▸ ITEMS
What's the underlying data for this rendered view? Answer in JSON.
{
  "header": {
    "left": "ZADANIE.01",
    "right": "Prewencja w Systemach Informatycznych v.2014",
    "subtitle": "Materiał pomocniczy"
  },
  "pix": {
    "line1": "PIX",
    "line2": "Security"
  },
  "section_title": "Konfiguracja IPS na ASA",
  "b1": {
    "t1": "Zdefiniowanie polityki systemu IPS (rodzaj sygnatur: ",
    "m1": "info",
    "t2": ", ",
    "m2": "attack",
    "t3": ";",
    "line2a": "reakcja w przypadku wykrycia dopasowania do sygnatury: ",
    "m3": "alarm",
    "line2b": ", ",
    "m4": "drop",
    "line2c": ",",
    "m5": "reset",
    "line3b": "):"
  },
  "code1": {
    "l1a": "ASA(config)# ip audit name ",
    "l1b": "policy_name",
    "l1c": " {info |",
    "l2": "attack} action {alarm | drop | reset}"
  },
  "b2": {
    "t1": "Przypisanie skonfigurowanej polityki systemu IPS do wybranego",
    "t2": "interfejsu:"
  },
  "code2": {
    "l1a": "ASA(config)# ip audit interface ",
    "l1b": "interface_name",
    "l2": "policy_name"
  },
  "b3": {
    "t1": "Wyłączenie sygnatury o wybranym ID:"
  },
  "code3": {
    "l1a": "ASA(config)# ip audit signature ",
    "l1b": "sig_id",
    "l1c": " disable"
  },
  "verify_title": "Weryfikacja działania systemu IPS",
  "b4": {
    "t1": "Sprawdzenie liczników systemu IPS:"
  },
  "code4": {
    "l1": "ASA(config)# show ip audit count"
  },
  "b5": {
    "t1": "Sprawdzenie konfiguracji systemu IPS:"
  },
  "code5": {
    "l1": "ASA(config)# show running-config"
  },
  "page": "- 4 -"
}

▸ DIRECTIONS
Output each record precisely as given.

▸ RESULT FOR THIS EXERCISE
What's the underlying data for this rendered view? Answer in JSON.
{
  "header": {
    "left": "ZADANIE.01",
    "right": "Prewencja w Systemach Informatycznych v.2014",
    "subtitle": "Materiał pomocniczy"
  },
  "pix": {
    "line1": "PIX",
    "line2": "Security"
  },
  "section_title": "Konfiguracja IPS na ASA",
  "b1": {
    "t1": "Zdefiniowanie polityki systemu IPS (rodzaj sygnatur: ",
    "m1": "info",
    "t2": ", ",
    "m2": "attack",
    "t3": ";",
    "line2a": "reakcja w przypadku wykrycia dopasowania do sygnatury: ",
    "m3": "alarm",
    "line2b": ", ",
    "m4": "drop",
    "line2c": ",",
    "m5": "reset",
    "line3b": "):"
  },
  "code1": {
    "l1a": "ASA(config)# ip audit name ",
    "l1b": "policy_name",
    "l1c": " {info |",
    "l2": "attack} action {alarm | drop | reset}"
  },
  "b2": {
    "t1": "Przypisanie skonfigurowanej polityki systemu IPS do wybranego",
    "t2": "interfejsu:"
  },
  "code2": {
    "l1a": "ASA(config)# ip audit interface ",
    "l1b": "interface_name",
    "l2": "policy_name"
  },
  "b3": {
    "t1": "Wyłączenie sygnatury o wybranym ID:"
  },
  "code3": {
    "l1a": "ASA(config)# ip audit signature ",
    "l1b": "sig_id",
    "l1c": " disable"
  },
  "verify_title": "Weryfikacja działania systemu IPS",
  "b4": {
    "t1": "Sprawdzenie liczników systemu IPS:"
  },
  "code4": {
    "l1": "ASA(config)# show ip audit count"
  },
  "b5": {
    "t1": "Sprawdzenie konfiguracji systemu IPS:"
  },
  "code5": {
    "l1": "ASA(config)# show running-config"
  },
  "page": "- 4 -"
}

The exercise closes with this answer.